■ Raw data ■
-- START --
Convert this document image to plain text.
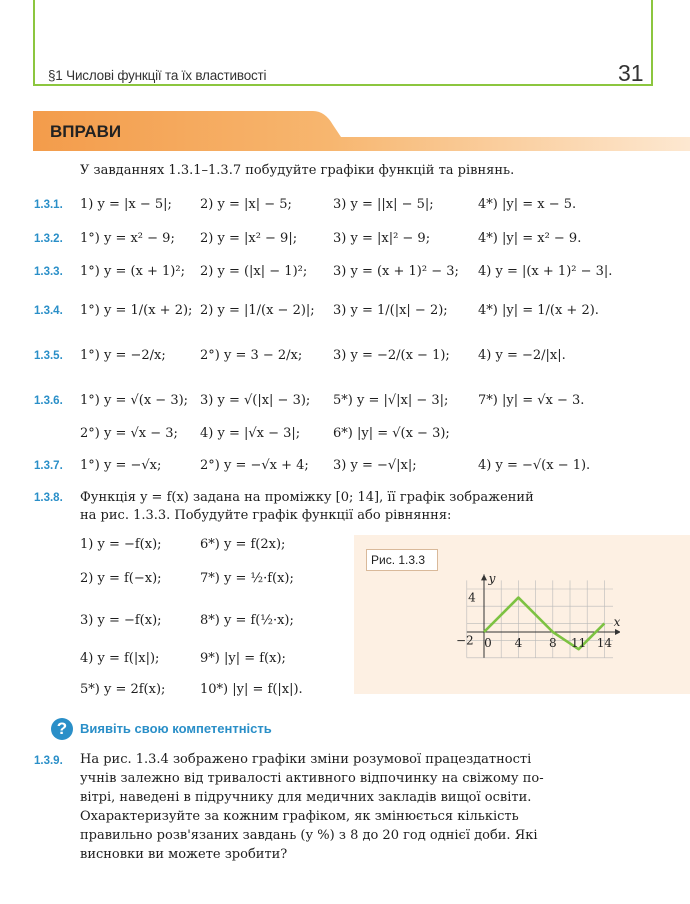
§1 Числові функції та їх властивості	31
ВПРАВИ
У завданнях 1.3.1–1.3.7 побудуйте графіки функцій та рівнянь.
1.3.1. 1) y = |x − 5|; 2) y = |x| − 5;	3) y = ||x| − 5|;	4*) |y| = x − 5.
1.3.2. 1°) y = x² − 9; 2) y = |x² − 9|;	3) y = |x|² − 9;	4*) |y| = x² − 9.
1.3.3. 1°) y = (x + 1)²; 2) y = (|x| − 1)²; 3) y = (x + 1)² − 3; 4) y = |(x + 1)² − 3|.
1.3.4. 1°) y = 1/(x + 2); 2) y = |1/(x − 2)|; 3) y = 1/(|x| − 2); 4*) |y| = 1/(x + 2).
1.3.5. 1°) y = −2/x;	2°) y = 3 − 2/x; 3) y = −2/(x − 1); 4) y = −2/|x|.
1.3.6. 1°) y = √(x − 3); 3) y = √(|x| − 3); 5*) y = |√|x| − 3|; 7*) |y| = √x − 3.
2°) y = √x − 3; 4) y = |√x − 3|;	6*) |y| = √(x − 3);
1.3.7. 1°) y = −√x;	2°) y = −√x + 4; 3) y = −√|x|;	4) y = −√(x − 1).
1.3.8. Функція y = f(x) задана на проміжку [0; 14], її графік зображений
на рис. 1.3.3. Побудуйте графік функції або рівняння:
1) y = −f(x);	6*) y = f(2x);
2) y = f(−x);	7*) y = ½·f(x);
3) y = −f(x);	8*) y = f(½·x);
4) y = f(|x|);	9*) |y| = f(x);
5*) y = 2f(x);	10*) |y| = f(|x|).
Рис. 1.3.3
0 4 8 11 14
4
−2
x
y
? Виявіть свою компетентність
1.3.9. На рис. 1.3.4 зображено графіки зміни розумової працездатності
учнів залежно від тривалості активного відпочинку на свіжому по-
вітрі, наведені в підручнику для медичних закладів вищої освіти.
Охарактеризуйте за кожним графіком, як змінюється кількість
правильно розв'язаних завдань (у %) з 8 до 20 год однієї доби. Які
висновки ви можете зробити?
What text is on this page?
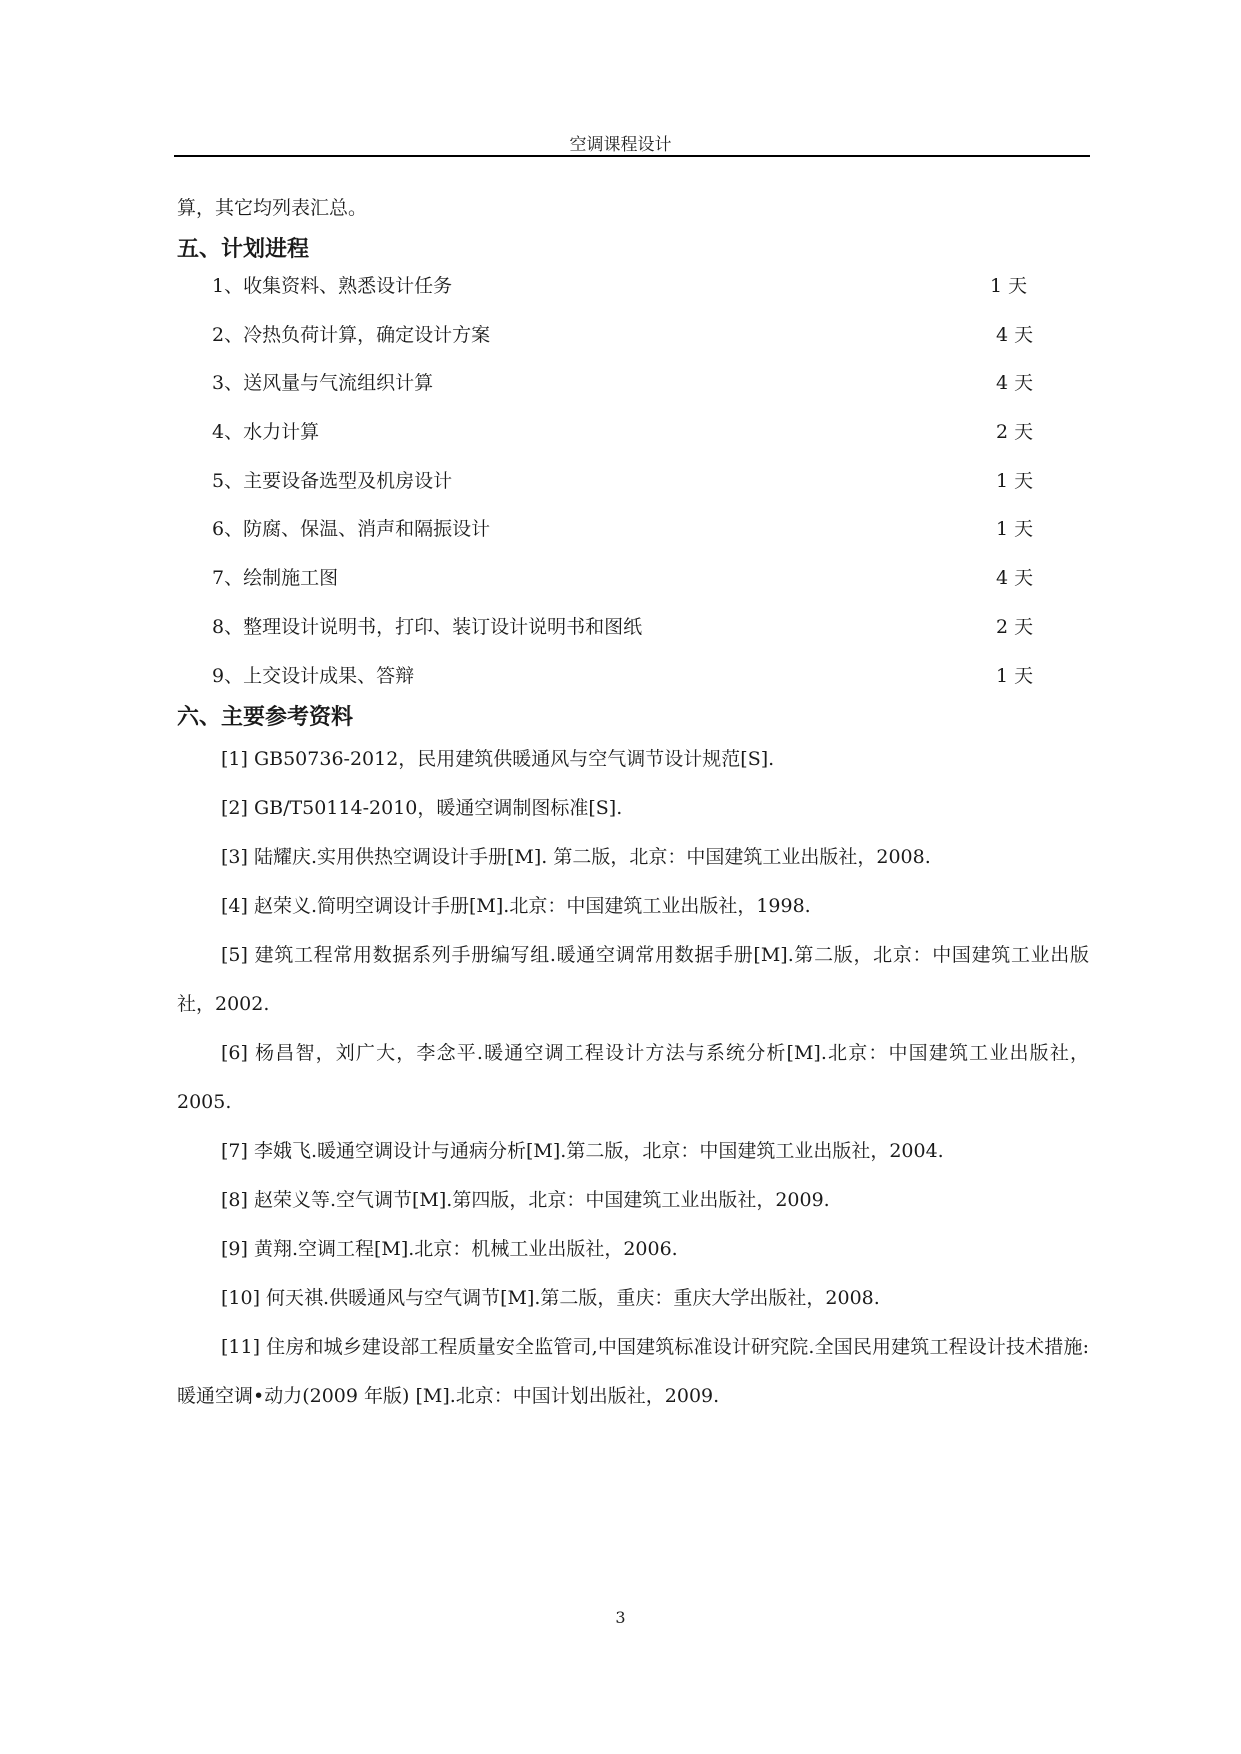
空调课程设计

算，其它均列表汇总。

五、计划进程
1、收集资料、熟悉设计任务	1 天
2、冷热负荷计算，确定设计方案	4 天
3、送风量与气流组织计算	4 天
4、水力计算	2 天
5、主要设备选型及机房设计	1 天
6、防腐、保温、消声和隔振设计	1 天
7、绘制施工图	4 天
8、整理设计说明书，打印、装订设计说明书和图纸	2 天
9、上交设计成果、答辩	1 天
六、主要参考资料
[1] GB50736-2012，民用建筑供暖通风与空气调节设计规范[S].
[2] GB/T50114-2010，暖通空调制图标准[S].
[3] 陆耀庆.实用供热空调设计手册[M]. 第二版，北京：中国建筑工业出版社，2008.
[4] 赵荣义.简明空调设计手册[M].北京：中国建筑工业出版社，1998.
[5] 建筑工程常用数据系列手册编写组.暖通空调常用数据手册[M].第二版，北京：中国建筑工业出版社，2002.
[6] 杨昌智，刘广大，李念平.暖通空调工程设计方法与系统分析[M].北京：中国建筑工业出版社，2005.
[7] 李娥飞.暖通空调设计与通病分析[M].第二版，北京：中国建筑工业出版社，2004.
[8] 赵荣义等.空气调节[M].第四版，北京：中国建筑工业出版社，2009.
[9] 黄翔.空调工程[M].北京：机械工业出版社，2006.
[10] 何天祺.供暖通风与空气调节[M].第二版，重庆：重庆大学出版社，2008.
[11] 住房和城乡建设部工程质量安全监管司,中国建筑标准设计研究院.全国民用建筑工程设计技术措施:暖通空调•动力(2009 年版) [M].北京：中国计划出版社，2009.
3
-- END --
Return all of the entries word for word, but omit the pictures.

■ Solution ■
Convert this document image to plain text.
§1 Числові функції та їх властивості	31
ВПРАВИ
У завданнях 1.3.1–1.3.7 побудуйте графіки функцій та рівнянь.
1.3.1. 1) y = |x − 5|; 2) y = |x| − 5;	3) y = ||x| − 5|;	4*) |y| = x − 5.
1.3.2. 1°) y = x² − 9; 2) y = |x² − 9|;	3) y = |x|² − 9;	4*) |y| = x² − 9.
1.3.3. 1°) y = (x + 1)²; 2) y = (|x| − 1)²; 3) y = (x + 1)² − 3; 4) y = |(x + 1)² − 3|.
1.3.4. 1°) y = 1/(x + 2); 2) y = |1/(x − 2)|; 3) y = 1/(|x| − 2); 4*) |y| = 1/(x + 2).
1.3.5. 1°) y = −2/x;	2°) y = 3 − 2/x; 3) y = −2/(x − 1); 4) y = −2/|x|.
1.3.6. 1°) y = √(x − 3); 3) y = √(|x| − 3); 5*) y = |√|x| − 3|; 7*) |y| = √x − 3.
2°) y = √x − 3; 4) y = |√x − 3|;	6*) |y| = √(x − 3);
1.3.7. 1°) y = −√x;	2°) y = −√x + 4; 3) y = −√|x|;	4) y = −√(x − 1).
1.3.8. Функція y = f(x) задана на проміжку [0; 14], її графік зображений
на рис. 1.3.3. Побудуйте графік функції або рівняння:
1) y = −f(x);	6*) y = f(2x);
2) y = f(−x);	7*) y = ½·f(x);
3) y = −f(x);	8*) y = f(½·x);
4) y = f(|x|);	9*) |y| = f(x);
5*) y = 2f(x);	10*) |y| = f(|x|).
Рис. 1.3.3
0 4 8 11 14
4
−2
x
y
? Виявіть свою компетентність
1.3.9. На рис. 1.3.4 зображено графіки зміни розумової працездатності
учнів залежно від тривалості активного відпочинку на свіжому по-
вітрі, наведені в підручнику для медичних закладів вищої освіти.
Охарактеризуйте за кожним графіком, як змінюється кількість
правильно розв'язаних завдань (у %) з 8 до 20 год однієї доби. Які
висновки ви можете зробити?
What text is on this page?
空调课程设计

算，其它均列表汇总。

五、计划进程
1、收集资料、熟悉设计任务	1 天
2、冷热负荷计算，确定设计方案	4 天
3、送风量与气流组织计算	4 天
4、水力计算	2 天
5、主要设备选型及机房设计	1 天
6、防腐、保温、消声和隔振设计	1 天
7、绘制施工图	4 天
8、整理设计说明书，打印、装订设计说明书和图纸	2 天
9、上交设计成果、答辩	1 天
六、主要参考资料
[1] GB50736-2012，民用建筑供暖通风与空气调节设计规范[S].
[2] GB/T50114-2010，暖通空调制图标准[S].
[3] 陆耀庆.实用供热空调设计手册[M]. 第二版，北京：中国建筑工业出版社，2008.
[4] 赵荣义.简明空调设计手册[M].北京：中国建筑工业出版社，1998.
[5] 建筑工程常用数据系列手册编写组.暖通空调常用数据手册[M].第二版，北京：中国建筑工业出版社，2002.
[6] 杨昌智，刘广大，李念平.暖通空调工程设计方法与系统分析[M].北京：中国建筑工业出版社，2005.
[7] 李娥飞.暖通空调设计与通病分析[M].第二版，北京：中国建筑工业出版社，2004.
[8] 赵荣义等.空气调节[M].第四版，北京：中国建筑工业出版社，2009.
[9] 黄翔.空调工程[M].北京：机械工业出版社，2006.
[10] 何天祺.供暖通风与空气调节[M].第二版，重庆：重庆大学出版社，2008.
[11] 住房和城乡建设部工程质量安全监管司,中国建筑标准设计研究院.全国民用建筑工程设计技术措施:暖通空调•动力(2009 年版) [M].北京：中国计划出版社，2009.
3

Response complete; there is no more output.